WHAT TO PRODUCE. Copy every line in which the string "factor" occurs.

------------------------

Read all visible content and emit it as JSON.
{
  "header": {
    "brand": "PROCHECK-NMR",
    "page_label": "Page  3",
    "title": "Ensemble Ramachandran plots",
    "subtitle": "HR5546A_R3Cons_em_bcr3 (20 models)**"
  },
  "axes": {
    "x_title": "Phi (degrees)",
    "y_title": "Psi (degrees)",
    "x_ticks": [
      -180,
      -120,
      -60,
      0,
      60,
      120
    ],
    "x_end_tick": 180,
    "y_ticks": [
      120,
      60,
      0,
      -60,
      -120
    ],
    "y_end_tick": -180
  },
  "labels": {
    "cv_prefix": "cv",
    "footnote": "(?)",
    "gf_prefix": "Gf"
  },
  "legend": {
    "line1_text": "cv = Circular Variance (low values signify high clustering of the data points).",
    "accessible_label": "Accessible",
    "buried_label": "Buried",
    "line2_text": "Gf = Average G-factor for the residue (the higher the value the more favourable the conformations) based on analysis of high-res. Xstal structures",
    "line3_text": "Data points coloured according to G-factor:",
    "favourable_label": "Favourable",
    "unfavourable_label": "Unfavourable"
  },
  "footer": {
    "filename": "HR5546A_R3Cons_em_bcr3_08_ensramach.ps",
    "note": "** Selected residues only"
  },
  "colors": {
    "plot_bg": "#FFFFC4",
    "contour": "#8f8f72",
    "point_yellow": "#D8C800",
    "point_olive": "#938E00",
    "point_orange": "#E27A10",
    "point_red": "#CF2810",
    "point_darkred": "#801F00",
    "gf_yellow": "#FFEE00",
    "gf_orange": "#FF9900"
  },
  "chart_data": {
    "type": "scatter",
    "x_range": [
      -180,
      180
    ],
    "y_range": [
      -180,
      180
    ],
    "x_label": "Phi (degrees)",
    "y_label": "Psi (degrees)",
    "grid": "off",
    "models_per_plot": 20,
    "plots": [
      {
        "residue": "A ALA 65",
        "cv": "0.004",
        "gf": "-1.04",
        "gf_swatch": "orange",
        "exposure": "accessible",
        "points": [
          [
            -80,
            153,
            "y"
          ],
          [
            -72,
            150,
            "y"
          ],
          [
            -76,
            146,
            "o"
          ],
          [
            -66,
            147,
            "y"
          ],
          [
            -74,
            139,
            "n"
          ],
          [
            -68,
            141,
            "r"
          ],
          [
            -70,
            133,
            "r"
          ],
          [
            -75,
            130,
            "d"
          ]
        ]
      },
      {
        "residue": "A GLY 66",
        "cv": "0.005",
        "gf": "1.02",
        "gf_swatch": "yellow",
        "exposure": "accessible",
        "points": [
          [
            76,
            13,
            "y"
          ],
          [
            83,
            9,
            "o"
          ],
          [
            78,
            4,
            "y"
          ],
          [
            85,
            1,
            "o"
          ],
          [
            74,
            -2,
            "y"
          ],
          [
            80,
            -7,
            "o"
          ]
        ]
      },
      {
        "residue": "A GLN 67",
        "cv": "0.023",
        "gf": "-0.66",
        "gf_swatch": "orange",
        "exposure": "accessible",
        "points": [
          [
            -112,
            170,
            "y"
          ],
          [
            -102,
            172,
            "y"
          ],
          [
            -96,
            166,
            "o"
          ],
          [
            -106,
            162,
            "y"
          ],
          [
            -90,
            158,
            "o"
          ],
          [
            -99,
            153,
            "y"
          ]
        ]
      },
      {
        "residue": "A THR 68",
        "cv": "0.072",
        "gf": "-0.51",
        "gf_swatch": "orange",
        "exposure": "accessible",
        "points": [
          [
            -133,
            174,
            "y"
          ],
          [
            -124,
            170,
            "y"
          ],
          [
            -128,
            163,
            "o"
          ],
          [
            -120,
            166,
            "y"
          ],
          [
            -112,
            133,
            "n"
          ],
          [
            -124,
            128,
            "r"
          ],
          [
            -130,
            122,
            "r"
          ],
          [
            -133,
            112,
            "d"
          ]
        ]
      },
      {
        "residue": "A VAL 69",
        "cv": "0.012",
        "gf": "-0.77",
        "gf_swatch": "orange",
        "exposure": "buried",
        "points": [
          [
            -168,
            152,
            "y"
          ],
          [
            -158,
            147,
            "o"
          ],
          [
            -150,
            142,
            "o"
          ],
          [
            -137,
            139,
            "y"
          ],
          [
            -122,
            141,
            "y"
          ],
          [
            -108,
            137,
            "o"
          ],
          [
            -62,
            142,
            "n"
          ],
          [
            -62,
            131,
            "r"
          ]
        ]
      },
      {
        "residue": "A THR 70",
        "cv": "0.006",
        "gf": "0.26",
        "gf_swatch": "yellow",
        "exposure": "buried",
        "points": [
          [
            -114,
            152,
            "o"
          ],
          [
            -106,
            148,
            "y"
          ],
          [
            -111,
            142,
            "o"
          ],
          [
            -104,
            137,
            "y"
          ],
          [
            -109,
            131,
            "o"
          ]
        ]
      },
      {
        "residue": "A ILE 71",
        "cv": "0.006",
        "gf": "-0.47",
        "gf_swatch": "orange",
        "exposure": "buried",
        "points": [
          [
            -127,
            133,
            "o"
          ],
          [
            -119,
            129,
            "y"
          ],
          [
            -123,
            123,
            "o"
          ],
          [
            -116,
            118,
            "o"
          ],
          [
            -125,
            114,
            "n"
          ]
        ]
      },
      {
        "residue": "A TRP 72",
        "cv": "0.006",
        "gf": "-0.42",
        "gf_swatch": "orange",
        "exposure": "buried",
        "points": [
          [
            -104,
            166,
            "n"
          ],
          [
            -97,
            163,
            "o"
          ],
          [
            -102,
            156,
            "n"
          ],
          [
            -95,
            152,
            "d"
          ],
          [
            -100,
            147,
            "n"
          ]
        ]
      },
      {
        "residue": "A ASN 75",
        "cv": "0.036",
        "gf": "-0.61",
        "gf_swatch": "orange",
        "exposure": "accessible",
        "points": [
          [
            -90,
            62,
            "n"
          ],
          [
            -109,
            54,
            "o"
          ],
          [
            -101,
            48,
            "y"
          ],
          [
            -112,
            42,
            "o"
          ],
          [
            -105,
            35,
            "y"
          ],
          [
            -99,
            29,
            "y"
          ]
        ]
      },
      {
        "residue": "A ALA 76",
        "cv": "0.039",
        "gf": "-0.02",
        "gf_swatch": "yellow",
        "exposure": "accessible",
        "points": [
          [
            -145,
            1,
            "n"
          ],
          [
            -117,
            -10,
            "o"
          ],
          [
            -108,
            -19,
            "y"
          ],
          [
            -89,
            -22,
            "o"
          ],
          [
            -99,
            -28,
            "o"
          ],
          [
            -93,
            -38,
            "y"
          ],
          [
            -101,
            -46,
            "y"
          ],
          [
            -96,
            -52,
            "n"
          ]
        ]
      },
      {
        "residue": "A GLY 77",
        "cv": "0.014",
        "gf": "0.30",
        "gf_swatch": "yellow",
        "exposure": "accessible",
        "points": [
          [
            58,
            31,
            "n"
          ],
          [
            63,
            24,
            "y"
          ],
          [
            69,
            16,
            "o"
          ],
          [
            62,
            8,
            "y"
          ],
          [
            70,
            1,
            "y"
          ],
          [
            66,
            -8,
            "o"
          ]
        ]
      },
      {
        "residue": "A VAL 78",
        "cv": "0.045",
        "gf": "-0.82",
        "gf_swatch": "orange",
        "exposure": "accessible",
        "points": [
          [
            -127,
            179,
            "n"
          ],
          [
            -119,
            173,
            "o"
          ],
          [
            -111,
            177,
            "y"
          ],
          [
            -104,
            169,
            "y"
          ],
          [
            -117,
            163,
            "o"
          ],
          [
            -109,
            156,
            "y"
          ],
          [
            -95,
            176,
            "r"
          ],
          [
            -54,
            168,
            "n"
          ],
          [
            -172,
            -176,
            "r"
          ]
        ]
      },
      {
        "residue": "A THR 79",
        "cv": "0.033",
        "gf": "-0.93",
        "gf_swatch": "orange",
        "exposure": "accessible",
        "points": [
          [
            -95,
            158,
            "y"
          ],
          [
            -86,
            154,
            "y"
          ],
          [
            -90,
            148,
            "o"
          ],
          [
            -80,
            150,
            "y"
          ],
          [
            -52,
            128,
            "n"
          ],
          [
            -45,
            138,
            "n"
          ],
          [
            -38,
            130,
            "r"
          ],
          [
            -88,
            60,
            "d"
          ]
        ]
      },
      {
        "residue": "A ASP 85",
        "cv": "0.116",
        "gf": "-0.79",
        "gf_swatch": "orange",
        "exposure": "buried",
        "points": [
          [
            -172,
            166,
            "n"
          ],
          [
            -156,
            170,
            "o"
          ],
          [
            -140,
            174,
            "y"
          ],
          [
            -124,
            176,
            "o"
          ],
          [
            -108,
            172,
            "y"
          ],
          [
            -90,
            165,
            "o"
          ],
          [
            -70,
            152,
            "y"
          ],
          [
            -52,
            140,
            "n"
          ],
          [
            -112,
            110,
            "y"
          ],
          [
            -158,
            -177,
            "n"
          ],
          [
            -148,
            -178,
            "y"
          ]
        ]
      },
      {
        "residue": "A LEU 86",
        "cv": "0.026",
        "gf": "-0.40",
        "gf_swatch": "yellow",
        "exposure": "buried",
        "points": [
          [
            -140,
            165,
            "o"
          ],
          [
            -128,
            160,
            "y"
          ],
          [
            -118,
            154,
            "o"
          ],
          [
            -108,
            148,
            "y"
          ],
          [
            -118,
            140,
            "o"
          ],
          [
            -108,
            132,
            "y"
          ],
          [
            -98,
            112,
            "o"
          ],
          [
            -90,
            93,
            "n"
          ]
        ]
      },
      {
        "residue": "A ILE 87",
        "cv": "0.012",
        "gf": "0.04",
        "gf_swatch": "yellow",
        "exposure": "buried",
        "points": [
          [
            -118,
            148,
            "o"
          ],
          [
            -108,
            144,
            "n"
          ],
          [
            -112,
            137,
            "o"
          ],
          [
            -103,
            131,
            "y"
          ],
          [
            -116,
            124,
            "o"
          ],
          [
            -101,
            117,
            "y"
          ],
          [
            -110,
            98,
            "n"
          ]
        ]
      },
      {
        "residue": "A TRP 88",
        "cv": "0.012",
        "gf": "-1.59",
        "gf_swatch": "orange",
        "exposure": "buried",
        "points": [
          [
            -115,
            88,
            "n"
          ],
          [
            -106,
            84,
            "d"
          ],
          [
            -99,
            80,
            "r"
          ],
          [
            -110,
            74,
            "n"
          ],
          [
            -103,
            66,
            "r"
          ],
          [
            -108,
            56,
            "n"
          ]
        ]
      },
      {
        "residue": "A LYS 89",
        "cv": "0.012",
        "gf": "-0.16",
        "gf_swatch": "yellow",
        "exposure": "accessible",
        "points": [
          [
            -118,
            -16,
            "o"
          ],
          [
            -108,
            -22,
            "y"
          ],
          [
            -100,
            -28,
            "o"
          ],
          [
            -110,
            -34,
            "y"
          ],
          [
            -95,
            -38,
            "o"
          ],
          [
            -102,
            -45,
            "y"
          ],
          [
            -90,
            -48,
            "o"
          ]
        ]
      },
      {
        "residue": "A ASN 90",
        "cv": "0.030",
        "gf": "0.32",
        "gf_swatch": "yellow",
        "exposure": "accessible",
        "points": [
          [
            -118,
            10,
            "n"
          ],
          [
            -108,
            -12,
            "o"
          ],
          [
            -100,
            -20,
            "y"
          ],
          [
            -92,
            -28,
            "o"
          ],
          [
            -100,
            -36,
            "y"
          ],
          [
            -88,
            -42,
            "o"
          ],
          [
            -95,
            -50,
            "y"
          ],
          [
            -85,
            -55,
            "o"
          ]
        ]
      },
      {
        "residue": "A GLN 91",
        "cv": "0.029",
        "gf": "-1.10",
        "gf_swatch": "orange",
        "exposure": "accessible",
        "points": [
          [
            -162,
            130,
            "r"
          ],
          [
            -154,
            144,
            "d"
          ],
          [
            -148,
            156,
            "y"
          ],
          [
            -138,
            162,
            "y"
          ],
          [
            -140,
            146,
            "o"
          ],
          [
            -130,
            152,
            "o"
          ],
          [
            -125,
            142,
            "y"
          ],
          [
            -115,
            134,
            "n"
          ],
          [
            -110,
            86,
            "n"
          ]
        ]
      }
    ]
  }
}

------------------------

EXERCISE RESPONSE.
    "line2_text": "Gf = Average G-factor for the residue (the higher the value the more favourable the conformations) based on analysis of high-res. Xstal structures",
    "line3_text": "Data points coloured according to G-factor:",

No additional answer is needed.